Requisitos del ejercicio »
A: Cita del bloque de texto el pasaje que empieza en las palabras que contienen "Este es también" y termina tras "que sufre Martín.".
B: Según el bloque de texto, ¿qué lleva Martín en la maleta con la que se marcha a la isla?
C: Resume en forma de lista el párrafo del bloque de texto que comienza con "Este es también un atlas".

Bloque de texto »
Lo primero que me atrae son los personajes de baja intensidad. No tanto los superhéroes, ni los poderosos. Prefiero a aquellos personajes que se definen por su fragilidad, sus miedos, sus fobias, sus mezquindades, sus ruindades, por aquello que uno nunca confesaría. Y en el fondo, el libro habla de los secretos que no confesarías a nadie porque lo que has hecho es despreciable o porque piensas que aquella persona a la que se lo vas a contar no te va a entender. Y me interesaba eso: ¿cómo puede vivir alguien con un secreto inconfesable?
Martín se larga a esta isla con una maleta llena de secretos, de dolores y de la incapacidad para gestionar su vida sin sentirse compadecido, sin pensar que despierta pena en quienes le rodean.
Este es también un atlas sobre vidas remotas, sobre la soledad y la culpa. Un atlas tan plural como lo son las islas remotas: las hay frías, calientes, repletas de gente, desiertas. Hay un atlas sobre secretos, otro de enfermedades. Uno para cada cosa que sufre Martín.
El protagonista despierta compasión y rechazo en el lector. Nos hace preguntarnos qué hubiésemos hecho en determinada situación, conecta con los sentimientos más oscuros de cada uno. ¿Buscaba crear ese punto de incomodidad?
Desde el principio. Buscaba incluso sentirme incómodo escribiendo porque pensaba que si a mí me pasaba, al lector también le ocurriría. Sentiría esa oscilación entre la compasión por un personaje que dos páginas después te va a provocar desprecio e incomprensión. Ese fue uno de los puntos de partida que sabía que tenía que atravesar todo el libro.

Registros proporcionados »
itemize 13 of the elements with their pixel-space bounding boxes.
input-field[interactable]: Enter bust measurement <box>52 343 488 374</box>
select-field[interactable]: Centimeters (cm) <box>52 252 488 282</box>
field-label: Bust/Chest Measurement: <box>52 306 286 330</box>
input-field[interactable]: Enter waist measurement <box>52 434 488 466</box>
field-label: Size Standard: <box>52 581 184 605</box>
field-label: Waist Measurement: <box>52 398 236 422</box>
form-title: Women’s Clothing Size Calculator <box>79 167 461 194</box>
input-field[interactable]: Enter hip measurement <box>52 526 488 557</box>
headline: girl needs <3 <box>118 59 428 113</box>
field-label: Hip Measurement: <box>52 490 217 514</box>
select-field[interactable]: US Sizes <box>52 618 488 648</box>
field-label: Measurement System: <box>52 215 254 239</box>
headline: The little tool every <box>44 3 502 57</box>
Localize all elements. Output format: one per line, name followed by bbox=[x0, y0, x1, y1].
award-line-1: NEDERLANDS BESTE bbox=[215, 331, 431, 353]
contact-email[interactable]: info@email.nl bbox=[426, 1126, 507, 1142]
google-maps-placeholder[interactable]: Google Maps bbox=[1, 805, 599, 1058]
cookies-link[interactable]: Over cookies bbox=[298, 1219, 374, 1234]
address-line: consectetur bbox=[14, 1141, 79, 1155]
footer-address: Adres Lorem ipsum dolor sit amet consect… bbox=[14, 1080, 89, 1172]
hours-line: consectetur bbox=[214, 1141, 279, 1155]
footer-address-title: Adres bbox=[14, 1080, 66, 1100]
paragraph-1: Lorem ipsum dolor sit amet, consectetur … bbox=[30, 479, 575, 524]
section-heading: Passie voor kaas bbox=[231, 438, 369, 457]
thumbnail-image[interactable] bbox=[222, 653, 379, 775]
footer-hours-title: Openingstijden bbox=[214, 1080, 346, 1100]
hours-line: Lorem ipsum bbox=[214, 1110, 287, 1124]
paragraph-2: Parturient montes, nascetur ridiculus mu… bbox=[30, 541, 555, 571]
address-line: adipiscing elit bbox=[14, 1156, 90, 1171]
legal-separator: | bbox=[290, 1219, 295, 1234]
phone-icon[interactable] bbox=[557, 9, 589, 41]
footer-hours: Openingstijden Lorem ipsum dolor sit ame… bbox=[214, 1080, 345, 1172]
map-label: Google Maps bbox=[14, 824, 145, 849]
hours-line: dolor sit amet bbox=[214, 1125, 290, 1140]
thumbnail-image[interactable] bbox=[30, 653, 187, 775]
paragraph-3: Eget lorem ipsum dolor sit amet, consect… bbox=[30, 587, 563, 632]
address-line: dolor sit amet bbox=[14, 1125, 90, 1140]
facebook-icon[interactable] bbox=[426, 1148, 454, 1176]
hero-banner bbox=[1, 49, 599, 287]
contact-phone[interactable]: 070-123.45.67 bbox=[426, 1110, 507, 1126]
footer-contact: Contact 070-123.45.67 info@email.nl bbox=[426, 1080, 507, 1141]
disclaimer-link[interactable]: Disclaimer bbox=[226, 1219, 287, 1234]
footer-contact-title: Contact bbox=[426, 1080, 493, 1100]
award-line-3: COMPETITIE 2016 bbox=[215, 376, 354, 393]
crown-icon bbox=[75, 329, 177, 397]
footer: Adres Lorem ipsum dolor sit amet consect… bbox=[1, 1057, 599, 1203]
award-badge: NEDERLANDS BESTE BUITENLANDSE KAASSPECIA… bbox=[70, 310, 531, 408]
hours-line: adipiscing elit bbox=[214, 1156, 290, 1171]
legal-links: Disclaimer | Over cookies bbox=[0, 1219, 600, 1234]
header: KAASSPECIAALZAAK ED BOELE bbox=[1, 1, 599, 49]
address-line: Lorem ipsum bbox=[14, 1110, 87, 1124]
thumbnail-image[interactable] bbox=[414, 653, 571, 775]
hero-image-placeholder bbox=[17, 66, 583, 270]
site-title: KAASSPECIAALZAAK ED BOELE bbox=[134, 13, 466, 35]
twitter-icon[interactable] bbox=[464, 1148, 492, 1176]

Respuestas por tarea »
A:
Este es también un atlas sobre vidas remotas, sobre la soledad y la culpa. Un atlas tan plural como lo son las islas remotas: las hay frías, calientes, repletas de gente, desiertas. Hay un atlas sobre secretos, otro de enfermedades. Uno para cada cosa que sufre Martín.

B: Secretos, dolores y la incapacidad para gestionar su vida sin sentirse compadecido.

C:
- Es un atlas sobre vidas remotas, la soledad y la culpa.
- Es tan plural como las islas remotas, que pueden ser frías, calientes, repletas de gente o desiertas.
- Hay un atlas sobre secretos y otro de enfermedades, uno para cada cosa que sufre Martín.